##### Source records #####

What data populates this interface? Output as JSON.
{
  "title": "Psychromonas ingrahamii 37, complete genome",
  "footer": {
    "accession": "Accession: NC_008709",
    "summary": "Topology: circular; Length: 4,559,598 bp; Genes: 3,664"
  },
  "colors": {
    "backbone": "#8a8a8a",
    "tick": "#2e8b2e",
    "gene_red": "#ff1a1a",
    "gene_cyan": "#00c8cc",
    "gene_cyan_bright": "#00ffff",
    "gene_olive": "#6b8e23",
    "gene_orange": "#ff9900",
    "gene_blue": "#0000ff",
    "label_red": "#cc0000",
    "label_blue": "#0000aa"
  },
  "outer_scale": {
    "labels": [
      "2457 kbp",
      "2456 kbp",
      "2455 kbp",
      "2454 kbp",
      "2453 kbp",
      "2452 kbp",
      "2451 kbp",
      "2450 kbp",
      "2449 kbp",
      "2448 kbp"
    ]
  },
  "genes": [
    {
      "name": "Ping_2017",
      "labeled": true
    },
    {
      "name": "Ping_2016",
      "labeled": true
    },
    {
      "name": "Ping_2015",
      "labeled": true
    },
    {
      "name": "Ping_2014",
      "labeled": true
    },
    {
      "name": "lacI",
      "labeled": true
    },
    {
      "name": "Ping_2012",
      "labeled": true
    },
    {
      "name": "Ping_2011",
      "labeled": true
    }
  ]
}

#####

**What to produce**:
Please give back all of the data exactly as it appears.

**Reply to the task**:
What data populates this interface? Output as JSON.
{
  "title": "Psychromonas ingrahamii 37, complete genome",
  "footer": {
    "accession": "Accession: NC_008709",
    "summary": "Topology: circular; Length: 4,559,598 bp; Genes: 3,664"
  },
  "colors": {
    "backbone": "#8a8a8a",
    "tick": "#2e8b2e",
    "gene_red": "#ff1a1a",
    "gene_cyan": "#00c8cc",
    "gene_cyan_bright": "#00ffff",
    "gene_olive": "#6b8e23",
    "gene_orange": "#ff9900",
    "gene_blue": "#0000ff",
    "label_red": "#cc0000",
    "label_blue": "#0000aa"
  },
  "outer_scale": {
    "labels": [
      "2457 kbp",
      "2456 kbp",
      "2455 kbp",
      "2454 kbp",
      "2453 kbp",
      "2452 kbp",
      "2451 kbp",
      "2450 kbp",
      "2449 kbp",
      "2448 kbp"
    ]
  },
  "genes": [
    {
      "name": "Ping_2017",
      "labeled": true
    },
    {
      "name": "Ping_2016",
      "labeled": true
    },
    {
      "name": "Ping_2015",
      "labeled": true
    },
    {
      "name": "Ping_2014",
      "labeled": true
    },
    {
      "name": "lacI",
      "labeled": true
    },
    {
      "name": "Ping_2012",
      "labeled": true
    },
    {
      "name": "Ping_2011",
      "labeled": true
    }
  ]
}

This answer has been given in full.